-- begin --

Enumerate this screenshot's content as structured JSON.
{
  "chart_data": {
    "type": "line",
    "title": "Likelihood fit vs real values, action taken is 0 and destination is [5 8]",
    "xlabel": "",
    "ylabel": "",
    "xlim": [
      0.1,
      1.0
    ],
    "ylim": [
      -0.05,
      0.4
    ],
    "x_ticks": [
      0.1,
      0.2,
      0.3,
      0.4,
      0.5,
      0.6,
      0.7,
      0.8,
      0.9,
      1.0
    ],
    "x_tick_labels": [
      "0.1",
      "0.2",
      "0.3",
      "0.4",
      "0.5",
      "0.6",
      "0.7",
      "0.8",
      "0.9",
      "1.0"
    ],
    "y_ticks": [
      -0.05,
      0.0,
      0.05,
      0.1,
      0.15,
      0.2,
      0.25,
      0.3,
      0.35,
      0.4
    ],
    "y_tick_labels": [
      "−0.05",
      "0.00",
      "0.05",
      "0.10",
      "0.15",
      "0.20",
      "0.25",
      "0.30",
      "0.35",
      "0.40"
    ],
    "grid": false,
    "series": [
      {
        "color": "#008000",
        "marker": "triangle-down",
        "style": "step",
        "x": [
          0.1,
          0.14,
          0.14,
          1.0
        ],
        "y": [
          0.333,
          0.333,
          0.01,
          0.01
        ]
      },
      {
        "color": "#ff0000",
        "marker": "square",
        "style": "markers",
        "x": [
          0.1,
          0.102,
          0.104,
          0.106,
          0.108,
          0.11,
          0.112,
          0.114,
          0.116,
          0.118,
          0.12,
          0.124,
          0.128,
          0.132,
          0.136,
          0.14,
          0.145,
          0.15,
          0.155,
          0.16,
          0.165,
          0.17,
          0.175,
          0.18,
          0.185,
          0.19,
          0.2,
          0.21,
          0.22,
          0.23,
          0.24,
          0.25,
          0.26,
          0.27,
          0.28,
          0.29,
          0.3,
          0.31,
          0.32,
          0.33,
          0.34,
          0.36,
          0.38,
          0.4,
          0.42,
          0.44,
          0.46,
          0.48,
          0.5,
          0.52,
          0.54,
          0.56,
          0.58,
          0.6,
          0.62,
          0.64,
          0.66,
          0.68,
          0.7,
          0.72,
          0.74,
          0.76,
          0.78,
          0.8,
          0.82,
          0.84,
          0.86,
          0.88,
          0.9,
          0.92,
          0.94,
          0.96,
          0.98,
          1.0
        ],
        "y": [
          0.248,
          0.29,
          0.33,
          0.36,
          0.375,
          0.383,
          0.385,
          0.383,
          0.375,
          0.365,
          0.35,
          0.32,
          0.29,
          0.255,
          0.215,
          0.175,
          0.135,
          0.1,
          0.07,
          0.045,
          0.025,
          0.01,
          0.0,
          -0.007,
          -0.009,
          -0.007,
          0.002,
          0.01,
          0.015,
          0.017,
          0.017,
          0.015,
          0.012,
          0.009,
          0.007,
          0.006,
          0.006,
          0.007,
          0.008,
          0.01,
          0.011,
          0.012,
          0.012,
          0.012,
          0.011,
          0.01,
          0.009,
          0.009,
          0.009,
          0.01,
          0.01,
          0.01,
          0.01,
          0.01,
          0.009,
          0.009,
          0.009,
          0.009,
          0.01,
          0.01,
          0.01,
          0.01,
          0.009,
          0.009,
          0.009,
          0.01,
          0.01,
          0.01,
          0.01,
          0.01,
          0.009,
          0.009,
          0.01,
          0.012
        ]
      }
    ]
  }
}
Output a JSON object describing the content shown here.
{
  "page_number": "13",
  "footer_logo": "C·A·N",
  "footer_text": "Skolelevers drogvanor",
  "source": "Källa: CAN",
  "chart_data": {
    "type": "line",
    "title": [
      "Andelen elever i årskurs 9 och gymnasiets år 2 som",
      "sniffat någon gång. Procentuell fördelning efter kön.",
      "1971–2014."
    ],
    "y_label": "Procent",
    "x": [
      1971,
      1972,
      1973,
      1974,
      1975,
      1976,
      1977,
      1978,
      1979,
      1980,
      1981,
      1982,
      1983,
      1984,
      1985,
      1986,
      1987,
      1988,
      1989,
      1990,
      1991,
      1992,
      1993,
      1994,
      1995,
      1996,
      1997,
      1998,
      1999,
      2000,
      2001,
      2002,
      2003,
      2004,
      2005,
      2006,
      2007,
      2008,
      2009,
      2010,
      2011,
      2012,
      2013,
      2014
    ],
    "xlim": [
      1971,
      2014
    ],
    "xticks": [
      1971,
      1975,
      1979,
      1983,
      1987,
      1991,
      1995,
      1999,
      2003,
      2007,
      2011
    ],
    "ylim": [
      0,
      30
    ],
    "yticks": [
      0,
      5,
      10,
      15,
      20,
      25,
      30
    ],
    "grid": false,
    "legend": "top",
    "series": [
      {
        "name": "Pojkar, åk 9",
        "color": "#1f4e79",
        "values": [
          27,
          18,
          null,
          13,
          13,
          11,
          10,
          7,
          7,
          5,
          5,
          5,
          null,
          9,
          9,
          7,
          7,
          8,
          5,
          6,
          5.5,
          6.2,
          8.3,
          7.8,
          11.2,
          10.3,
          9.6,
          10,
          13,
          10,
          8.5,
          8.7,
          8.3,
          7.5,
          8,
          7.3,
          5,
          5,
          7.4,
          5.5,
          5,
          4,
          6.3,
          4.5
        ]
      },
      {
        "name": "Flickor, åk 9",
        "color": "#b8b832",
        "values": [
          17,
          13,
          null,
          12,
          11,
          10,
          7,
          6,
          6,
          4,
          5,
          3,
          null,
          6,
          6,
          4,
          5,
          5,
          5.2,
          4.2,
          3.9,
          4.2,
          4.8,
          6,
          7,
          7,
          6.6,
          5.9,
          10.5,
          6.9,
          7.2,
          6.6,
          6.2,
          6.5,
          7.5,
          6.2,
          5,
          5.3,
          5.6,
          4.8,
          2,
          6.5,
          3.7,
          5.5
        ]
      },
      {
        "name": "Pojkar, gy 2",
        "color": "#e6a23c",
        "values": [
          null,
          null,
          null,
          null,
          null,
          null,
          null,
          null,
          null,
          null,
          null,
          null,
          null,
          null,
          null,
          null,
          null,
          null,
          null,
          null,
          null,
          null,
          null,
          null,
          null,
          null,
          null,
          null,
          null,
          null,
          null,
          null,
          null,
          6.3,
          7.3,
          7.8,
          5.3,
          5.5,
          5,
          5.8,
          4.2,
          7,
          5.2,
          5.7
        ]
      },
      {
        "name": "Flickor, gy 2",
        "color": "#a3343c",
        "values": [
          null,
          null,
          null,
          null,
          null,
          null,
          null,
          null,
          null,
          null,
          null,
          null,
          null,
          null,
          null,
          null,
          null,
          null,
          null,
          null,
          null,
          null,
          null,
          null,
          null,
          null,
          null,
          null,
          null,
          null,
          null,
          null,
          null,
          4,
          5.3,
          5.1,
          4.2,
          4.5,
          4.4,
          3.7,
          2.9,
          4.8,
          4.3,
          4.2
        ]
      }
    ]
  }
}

-- end --

■ Instruction ■
Go through the records above and set each one down exactly, please.

■ Output ■
Enumerate this screenshot's content as structured JSON.
{
  "chart_data": {
    "type": "line",
    "title": "Likelihood fit vs real values, action taken is 0 and destination is [5 8]",
    "xlabel": "",
    "ylabel": "",
    "xlim": [
      0.1,
      1.0
    ],
    "ylim": [
      -0.05,
      0.4
    ],
    "x_ticks": [
      0.1,
      0.2,
      0.3,
      0.4,
      0.5,
      0.6,
      0.7,
      0.8,
      0.9,
      1.0
    ],
    "x_tick_labels": [
      "0.1",
      "0.2",
      "0.3",
      "0.4",
      "0.5",
      "0.6",
      "0.7",
      "0.8",
      "0.9",
      "1.0"
    ],
    "y_ticks": [
      -0.05,
      0.0,
      0.05,
      0.1,
      0.15,
      0.2,
      0.25,
      0.3,
      0.35,
      0.4
    ],
    "y_tick_labels": [
      "−0.05",
      "0.00",
      "0.05",
      "0.10",
      "0.15",
      "0.20",
      "0.25",
      "0.30",
      "0.35",
      "0.40"
    ],
    "grid": false,
    "series": [
      {
        "color": "#008000",
        "marker": "triangle-down",
        "style": "step",
        "x": [
          0.1,
          0.14,
          0.14,
          1.0
        ],
        "y": [
          0.333,
          0.333,
          0.01,
          0.01
        ]
      },
      {
        "color": "#ff0000",
        "marker": "square",
        "style": "markers",
        "x": [
          0.1,
          0.102,
          0.104,
          0.106,
          0.108,
          0.11,
          0.112,
          0.114,
          0.116,
          0.118,
          0.12,
          0.124,
          0.128,
          0.132,
          0.136,
          0.14,
          0.145,
          0.15,
          0.155,
          0.16,
          0.165,
          0.17,
          0.175,
          0.18,
          0.185,
          0.19,
          0.2,
          0.21,
          0.22,
          0.23,
          0.24,
          0.25,
          0.26,
          0.27,
          0.28,
          0.29,
          0.3,
          0.31,
          0.32,
          0.33,
          0.34,
          0.36,
          0.38,
          0.4,
          0.42,
          0.44,
          0.46,
          0.48,
          0.5,
          0.52,
          0.54,
          0.56,
          0.58,
          0.6,
          0.62,
          0.64,
          0.66,
          0.68,
          0.7,
          0.72,
          0.74,
          0.76,
          0.78,
          0.8,
          0.82,
          0.84,
          0.86,
          0.88,
          0.9,
          0.92,
          0.94,
          0.96,
          0.98,
          1.0
        ],
        "y": [
          0.248,
          0.29,
          0.33,
          0.36,
          0.375,
          0.383,
          0.385,
          0.383,
          0.375,
          0.365,
          0.35,
          0.32,
          0.29,
          0.255,
          0.215,
          0.175,
          0.135,
          0.1,
          0.07,
          0.045,
          0.025,
          0.01,
          0.0,
          -0.007,
          -0.009,
          -0.007,
          0.002,
          0.01,
          0.015,
          0.017,
          0.017,
          0.015,
          0.012,
          0.009,
          0.007,
          0.006,
          0.006,
          0.007,
          0.008,
          0.01,
          0.011,
          0.012,
          0.012,
          0.012,
          0.011,
          0.01,
          0.009,
          0.009,
          0.009,
          0.01,
          0.01,
          0.01,
          0.01,
          0.01,
          0.009,
          0.009,
          0.009,
          0.009,
          0.01,
          0.01,
          0.01,
          0.01,
          0.009,
          0.009,
          0.009,
          0.01,
          0.01,
          0.01,
          0.01,
          0.01,
          0.009,
          0.009,
          0.01,
          0.012
        ]
      }
    ]
  }
}
Output a JSON object describing the content shown here.
{
  "page_number": "13",
  "footer_logo": "C·A·N",
  "footer_text": "Skolelevers drogvanor",
  "source": "Källa: CAN",
  "chart_data": {
    "type": "line",
    "title": [
      "Andelen elever i årskurs 9 och gymnasiets år 2 som",
      "sniffat någon gång. Procentuell fördelning efter kön.",
      "1971–2014."
    ],
    "y_label": "Procent",
    "x": [
      1971,
      1972,
      1973,
      1974,
      1975,
      1976,
      1977,
      1978,
      1979,
      1980,
      1981,
      1982,
      1983,
      1984,
      1985,
      1986,
      1987,
      1988,
      1989,
      1990,
      1991,
      1992,
      1993,
      1994,
      1995,
      1996,
      1997,
      1998,
      1999,
      2000,
      2001,
      2002,
      2003,
      2004,
      2005,
      2006,
      2007,
      2008,
      2009,
      2010,
      2011,
      2012,
      2013,
      2014
    ],
    "xlim": [
      1971,
      2014
    ],
    "xticks": [
      1971,
      1975,
      1979,
      1983,
      1987,
      1991,
      1995,
      1999,
      2003,
      2007,
      2011
    ],
    "ylim": [
      0,
      30
    ],
    "yticks": [
      0,
      5,
      10,
      15,
      20,
      25,
      30
    ],
    "grid": false,
    "legend": "top",
    "series": [
      {
        "name": "Pojkar, åk 9",
        "color": "#1f4e79",
        "values": [
          27,
          18,
          null,
          13,
          13,
          11,
          10,
          7,
          7,
          5,
          5,
          5,
          null,
          9,
          9,
          7,
          7,
          8,
          5,
          6,
          5.5,
          6.2,
          8.3,
          7.8,
          11.2,
          10.3,
          9.6,
          10,
          13,
          10,
          8.5,
          8.7,
          8.3,
          7.5,
          8,
          7.3,
          5,
          5,
          7.4,
          5.5,
          5,
          4,
          6.3,
          4.5
        ]
      },
      {
        "name": "Flickor, åk 9",
        "color": "#b8b832",
        "values": [
          17,
          13,
          null,
          12,
          11,
          10,
          7,
          6,
          6,
          4,
          5,
          3,
          null,
          6,
          6,
          4,
          5,
          5,
          5.2,
          4.2,
          3.9,
          4.2,
          4.8,
          6,
          7,
          7,
          6.6,
          5.9,
          10.5,
          6.9,
          7.2,
          6.6,
          6.2,
          6.5,
          7.5,
          6.2,
          5,
          5.3,
          5.6,
          4.8,
          2,
          6.5,
          3.7,
          5.5
        ]
      },
      {
        "name": "Pojkar, gy 2",
        "color": "#e6a23c",
        "values": [
          null,
          null,
          null,
          null,
          null,
          null,
          null,
          null,
          null,
          null,
          null,
          null,
          null,
          null,
          null,
          null,
          null,
          null,
          null,
          null,
          null,
          null,
          null,
          null,
          null,
          null,
          null,
          null,
          null,
          null,
          null,
          null,
          null,
          6.3,
          7.3,
          7.8,
          5.3,
          5.5,
          5,
          5.8,
          4.2,
          7,
          5.2,
          5.7
        ]
      },
      {
        "name": "Flickor, gy 2",
        "color": "#a3343c",
        "values": [
          null,
          null,
          null,
          null,
          null,
          null,
          null,
          null,
          null,
          null,
          null,
          null,
          null,
          null,
          null,
          null,
          null,
          null,
          null,
          null,
          null,
          null,
          null,
          null,
          null,
          null,
          null,
          null,
          null,
          null,
          null,
          null,
          null,
          4,
          5.3,
          5.1,
          4.2,
          4.5,
          4.4,
          3.7,
          2.9,
          4.8,
          4.3,
          4.2
        ]
      }
    ]
  }
}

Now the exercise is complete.